Select each line where the word "стояка" appears.

[begin MATERIAL SUPPLIED]

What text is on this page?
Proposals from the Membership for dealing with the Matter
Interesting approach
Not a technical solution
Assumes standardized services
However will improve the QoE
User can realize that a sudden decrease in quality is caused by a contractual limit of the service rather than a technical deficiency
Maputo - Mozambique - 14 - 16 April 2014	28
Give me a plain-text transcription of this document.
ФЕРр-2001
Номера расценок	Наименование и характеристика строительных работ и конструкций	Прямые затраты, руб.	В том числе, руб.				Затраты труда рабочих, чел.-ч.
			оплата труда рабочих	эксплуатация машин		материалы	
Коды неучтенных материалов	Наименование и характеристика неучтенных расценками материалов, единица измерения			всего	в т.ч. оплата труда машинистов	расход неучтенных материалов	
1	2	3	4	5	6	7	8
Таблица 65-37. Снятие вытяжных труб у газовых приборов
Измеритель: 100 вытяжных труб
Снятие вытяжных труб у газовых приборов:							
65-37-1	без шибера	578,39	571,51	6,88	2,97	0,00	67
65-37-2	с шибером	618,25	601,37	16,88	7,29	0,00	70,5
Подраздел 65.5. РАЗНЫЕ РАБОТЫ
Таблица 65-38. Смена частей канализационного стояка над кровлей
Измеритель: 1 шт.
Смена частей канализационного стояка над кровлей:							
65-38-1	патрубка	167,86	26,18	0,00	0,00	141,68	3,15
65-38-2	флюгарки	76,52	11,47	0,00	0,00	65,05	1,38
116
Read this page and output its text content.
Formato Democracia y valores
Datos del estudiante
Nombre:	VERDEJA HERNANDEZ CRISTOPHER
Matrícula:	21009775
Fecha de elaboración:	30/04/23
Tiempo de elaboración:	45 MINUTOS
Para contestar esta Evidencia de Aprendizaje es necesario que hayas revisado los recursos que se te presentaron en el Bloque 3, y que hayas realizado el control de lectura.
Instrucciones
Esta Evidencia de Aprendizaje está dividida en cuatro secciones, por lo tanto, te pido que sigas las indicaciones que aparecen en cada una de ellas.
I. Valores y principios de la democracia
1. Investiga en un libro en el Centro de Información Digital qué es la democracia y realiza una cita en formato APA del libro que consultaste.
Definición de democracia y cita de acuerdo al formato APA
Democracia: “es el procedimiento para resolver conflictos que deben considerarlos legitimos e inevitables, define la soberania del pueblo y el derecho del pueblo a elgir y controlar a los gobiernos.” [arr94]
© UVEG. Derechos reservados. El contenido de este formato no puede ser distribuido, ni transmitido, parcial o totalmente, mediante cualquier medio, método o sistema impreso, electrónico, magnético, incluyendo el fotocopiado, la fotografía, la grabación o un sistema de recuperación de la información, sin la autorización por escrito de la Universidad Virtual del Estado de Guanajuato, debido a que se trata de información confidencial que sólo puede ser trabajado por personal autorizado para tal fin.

[end MATERIAL SUPPLIED]

[RESULT FOR THIS TASK]
Таблица 65-38. Смена частей канализационного стояка над кровлей
Смена частей канализационного стояка над кровлей:							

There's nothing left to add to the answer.